Task directions
In the listing below, how many lines contain the word "operaciones"? Please respond with the number only.
┄┄┄┄┄┄┄┄┄┄
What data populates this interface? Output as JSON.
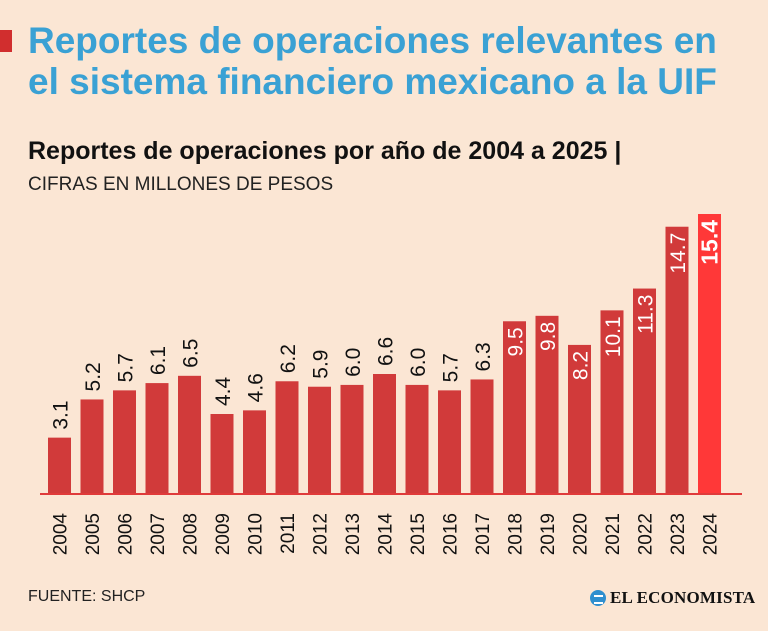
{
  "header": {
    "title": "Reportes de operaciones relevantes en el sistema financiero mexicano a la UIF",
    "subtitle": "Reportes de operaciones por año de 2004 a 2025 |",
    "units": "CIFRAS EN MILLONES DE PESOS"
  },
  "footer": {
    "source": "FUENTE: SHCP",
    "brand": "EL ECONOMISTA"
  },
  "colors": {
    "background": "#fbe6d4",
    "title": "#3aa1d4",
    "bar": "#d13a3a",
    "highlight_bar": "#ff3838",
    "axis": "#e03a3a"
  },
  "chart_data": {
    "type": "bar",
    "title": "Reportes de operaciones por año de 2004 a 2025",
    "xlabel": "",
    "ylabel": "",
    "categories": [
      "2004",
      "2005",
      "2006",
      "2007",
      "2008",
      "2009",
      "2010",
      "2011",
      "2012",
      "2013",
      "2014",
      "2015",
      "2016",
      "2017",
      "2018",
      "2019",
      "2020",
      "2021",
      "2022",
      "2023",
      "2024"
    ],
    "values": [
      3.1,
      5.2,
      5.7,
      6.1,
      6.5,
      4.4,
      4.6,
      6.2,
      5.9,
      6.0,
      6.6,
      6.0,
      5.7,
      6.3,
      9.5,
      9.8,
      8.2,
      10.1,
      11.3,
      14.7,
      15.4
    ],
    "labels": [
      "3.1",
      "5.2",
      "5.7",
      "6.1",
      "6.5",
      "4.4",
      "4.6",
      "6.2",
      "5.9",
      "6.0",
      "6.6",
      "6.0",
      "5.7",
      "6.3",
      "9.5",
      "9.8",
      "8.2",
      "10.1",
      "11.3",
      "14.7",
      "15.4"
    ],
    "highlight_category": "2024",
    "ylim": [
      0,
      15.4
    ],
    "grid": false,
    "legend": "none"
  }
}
┄┄┄┄┄┄┄┄┄┄
Solution
3